↓

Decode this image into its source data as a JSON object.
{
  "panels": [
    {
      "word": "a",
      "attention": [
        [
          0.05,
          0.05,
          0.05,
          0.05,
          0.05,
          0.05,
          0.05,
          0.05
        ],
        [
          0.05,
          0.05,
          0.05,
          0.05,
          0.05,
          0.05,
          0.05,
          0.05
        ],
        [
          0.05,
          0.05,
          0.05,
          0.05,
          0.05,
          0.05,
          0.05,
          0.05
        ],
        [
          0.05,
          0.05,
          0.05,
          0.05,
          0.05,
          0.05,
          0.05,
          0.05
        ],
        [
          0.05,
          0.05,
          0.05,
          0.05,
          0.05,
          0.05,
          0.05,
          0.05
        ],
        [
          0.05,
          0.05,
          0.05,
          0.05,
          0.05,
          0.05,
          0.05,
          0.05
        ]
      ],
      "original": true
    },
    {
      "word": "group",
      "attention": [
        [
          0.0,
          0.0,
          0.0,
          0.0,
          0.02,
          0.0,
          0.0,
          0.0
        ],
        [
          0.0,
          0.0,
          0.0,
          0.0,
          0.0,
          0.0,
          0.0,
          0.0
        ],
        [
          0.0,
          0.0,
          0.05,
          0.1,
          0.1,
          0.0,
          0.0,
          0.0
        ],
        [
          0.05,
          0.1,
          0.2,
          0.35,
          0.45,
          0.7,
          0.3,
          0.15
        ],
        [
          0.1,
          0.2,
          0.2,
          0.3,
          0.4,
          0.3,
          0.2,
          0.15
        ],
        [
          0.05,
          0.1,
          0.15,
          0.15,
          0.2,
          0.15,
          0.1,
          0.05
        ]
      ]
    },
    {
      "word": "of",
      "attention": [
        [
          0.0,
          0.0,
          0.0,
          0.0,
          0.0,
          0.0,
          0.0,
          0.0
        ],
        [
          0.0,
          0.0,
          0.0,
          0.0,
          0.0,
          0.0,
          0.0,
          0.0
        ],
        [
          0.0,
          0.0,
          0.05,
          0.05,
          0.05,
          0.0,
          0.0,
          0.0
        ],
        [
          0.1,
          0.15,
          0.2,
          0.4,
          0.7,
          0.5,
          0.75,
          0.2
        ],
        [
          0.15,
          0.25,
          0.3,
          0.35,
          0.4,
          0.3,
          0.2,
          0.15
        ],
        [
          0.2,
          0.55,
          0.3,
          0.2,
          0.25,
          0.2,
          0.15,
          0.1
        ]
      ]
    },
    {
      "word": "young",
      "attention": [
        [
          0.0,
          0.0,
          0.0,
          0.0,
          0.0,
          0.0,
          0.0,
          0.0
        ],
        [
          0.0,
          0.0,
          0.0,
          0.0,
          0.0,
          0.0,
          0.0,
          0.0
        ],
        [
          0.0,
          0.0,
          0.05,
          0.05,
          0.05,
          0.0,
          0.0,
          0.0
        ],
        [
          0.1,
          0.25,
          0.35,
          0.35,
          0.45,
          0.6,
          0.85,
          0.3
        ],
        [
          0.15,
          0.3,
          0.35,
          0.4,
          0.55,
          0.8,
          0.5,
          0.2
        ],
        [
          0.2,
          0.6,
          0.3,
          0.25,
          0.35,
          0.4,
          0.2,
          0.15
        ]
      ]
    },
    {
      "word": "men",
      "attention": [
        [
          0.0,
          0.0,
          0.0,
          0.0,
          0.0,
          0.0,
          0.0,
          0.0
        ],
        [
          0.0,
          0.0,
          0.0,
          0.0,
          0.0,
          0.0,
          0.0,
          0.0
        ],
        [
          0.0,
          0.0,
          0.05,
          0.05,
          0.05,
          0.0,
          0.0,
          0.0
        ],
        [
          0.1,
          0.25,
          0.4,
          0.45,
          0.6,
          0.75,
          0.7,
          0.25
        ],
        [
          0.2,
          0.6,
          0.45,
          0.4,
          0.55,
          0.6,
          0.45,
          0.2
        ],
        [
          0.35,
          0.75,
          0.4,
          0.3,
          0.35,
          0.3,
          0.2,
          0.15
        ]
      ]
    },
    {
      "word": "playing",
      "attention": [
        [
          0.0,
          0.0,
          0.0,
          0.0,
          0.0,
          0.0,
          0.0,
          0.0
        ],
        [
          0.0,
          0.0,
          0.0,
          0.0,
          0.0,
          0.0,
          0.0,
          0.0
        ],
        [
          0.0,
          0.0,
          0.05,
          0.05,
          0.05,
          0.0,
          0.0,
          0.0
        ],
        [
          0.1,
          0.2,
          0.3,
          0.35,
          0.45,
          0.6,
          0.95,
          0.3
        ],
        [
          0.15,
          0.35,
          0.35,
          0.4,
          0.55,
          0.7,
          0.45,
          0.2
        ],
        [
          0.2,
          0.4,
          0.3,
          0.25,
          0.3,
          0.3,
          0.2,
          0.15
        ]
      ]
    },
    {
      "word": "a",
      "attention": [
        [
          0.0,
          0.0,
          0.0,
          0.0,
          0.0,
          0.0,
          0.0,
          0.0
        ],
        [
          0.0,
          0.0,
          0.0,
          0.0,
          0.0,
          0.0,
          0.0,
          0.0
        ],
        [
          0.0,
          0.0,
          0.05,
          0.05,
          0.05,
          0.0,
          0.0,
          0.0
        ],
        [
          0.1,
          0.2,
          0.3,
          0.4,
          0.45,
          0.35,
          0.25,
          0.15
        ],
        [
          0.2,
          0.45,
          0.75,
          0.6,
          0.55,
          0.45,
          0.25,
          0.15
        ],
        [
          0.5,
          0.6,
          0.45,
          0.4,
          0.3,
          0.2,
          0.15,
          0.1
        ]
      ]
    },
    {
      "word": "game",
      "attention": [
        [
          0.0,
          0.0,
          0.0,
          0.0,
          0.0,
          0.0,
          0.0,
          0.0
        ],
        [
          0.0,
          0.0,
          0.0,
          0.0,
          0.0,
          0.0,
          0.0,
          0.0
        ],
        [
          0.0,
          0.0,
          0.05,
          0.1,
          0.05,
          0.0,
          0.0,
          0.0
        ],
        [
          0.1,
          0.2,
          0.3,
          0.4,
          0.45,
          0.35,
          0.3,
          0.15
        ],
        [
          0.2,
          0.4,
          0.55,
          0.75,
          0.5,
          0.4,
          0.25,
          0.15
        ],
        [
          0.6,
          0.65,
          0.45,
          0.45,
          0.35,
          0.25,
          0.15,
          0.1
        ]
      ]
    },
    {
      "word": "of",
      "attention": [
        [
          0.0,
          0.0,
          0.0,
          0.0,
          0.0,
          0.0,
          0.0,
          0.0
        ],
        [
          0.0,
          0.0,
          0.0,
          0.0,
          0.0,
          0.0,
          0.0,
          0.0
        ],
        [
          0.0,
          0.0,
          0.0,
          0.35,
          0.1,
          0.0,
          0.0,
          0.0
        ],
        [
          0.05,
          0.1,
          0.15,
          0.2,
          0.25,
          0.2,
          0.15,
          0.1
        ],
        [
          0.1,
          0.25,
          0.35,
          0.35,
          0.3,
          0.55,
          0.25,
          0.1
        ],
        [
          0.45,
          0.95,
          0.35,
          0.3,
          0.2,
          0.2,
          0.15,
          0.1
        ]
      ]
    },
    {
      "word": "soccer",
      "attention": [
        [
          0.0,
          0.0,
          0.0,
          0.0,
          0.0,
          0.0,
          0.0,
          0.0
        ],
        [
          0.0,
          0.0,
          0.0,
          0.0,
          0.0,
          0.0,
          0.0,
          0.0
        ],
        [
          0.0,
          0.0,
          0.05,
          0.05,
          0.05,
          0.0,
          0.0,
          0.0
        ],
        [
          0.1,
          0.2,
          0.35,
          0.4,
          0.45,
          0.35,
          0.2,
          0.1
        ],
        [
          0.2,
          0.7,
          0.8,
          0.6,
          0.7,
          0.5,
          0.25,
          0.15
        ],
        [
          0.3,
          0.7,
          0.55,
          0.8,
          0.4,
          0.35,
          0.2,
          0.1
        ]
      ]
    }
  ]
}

↑

*WHAT IS REQUIRED:* Look through the entries above and list every line containing "word".

*EXERCISE RESULT:*
      "word": "a",
      "word": "group",
      "word": "of",
      "word": "young",
      "word": "men",
      "word": "playing",
      "word": "a",
      "word": "game",
      "word": "of",
      "word": "soccer",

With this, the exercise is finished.